• YOUR OBJECTIVE: Could you repeat, word for word, every line from the one containing "What does this" through the final line of the records below, and nothing else?

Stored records
━━━━

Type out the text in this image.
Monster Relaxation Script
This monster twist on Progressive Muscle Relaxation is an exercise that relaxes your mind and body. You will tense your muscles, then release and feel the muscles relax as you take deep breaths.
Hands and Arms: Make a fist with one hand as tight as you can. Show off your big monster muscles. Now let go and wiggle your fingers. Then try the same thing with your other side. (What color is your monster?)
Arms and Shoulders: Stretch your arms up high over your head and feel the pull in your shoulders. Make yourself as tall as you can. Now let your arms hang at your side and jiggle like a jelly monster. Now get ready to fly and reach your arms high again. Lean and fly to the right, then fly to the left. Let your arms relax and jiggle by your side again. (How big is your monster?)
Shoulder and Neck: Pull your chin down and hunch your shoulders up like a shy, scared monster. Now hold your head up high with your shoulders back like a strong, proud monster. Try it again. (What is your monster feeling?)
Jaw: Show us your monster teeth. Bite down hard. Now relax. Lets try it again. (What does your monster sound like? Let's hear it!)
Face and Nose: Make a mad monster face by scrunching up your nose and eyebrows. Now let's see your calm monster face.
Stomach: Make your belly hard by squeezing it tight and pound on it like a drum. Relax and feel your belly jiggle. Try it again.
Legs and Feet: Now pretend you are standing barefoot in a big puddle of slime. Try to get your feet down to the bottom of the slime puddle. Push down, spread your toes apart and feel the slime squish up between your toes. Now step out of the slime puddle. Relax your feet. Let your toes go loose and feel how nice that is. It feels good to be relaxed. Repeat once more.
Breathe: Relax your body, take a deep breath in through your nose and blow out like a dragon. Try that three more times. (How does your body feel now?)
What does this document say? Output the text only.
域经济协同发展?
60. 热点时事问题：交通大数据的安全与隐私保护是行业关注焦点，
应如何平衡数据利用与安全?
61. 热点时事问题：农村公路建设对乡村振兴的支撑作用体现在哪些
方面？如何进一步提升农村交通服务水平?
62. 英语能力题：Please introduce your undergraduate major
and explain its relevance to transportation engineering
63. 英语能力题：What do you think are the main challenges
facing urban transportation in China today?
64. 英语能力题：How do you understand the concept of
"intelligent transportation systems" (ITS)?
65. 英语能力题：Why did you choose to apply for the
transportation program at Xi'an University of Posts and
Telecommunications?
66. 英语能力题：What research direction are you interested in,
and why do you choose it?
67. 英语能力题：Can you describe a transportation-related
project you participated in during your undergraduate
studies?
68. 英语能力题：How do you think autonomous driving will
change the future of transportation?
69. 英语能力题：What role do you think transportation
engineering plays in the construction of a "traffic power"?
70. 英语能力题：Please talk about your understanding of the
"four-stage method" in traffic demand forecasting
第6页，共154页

━━━━

• SOLUTION TO THE EXERCISE:
What does this document say? Output the text only.
域经济协同发展?
60. 热点时事问题：交通大数据的安全与隐私保护是行业关注焦点，
应如何平衡数据利用与安全?
61. 热点时事问题：农村公路建设对乡村振兴的支撑作用体现在哪些
方面？如何进一步提升农村交通服务水平?
62. 英语能力题：Please introduce your undergraduate major
and explain its relevance to transportation engineering
63. 英语能力题：What do you think are the main challenges
facing urban transportation in China today?
64. 英语能力题：How do you understand the concept of
"intelligent transportation systems" (ITS)?
65. 英语能力题：Why did you choose to apply for the
transportation program at Xi'an University of Posts and
Telecommunications?
66. 英语能力题：What research direction are you interested in,
and why do you choose it?
67. 英语能力题：Can you describe a transportation-related
project you participated in during your undergraduate
studies?
68. 英语能力题：How do you think autonomous driving will
change the future of transportation?
69. 英语能力题：What role do you think transportation
engineering plays in the construction of a "traffic power"?
70. 英语能力题：Please talk about your understanding of the
"four-stage method" in traffic demand forecasting
第6页，共154页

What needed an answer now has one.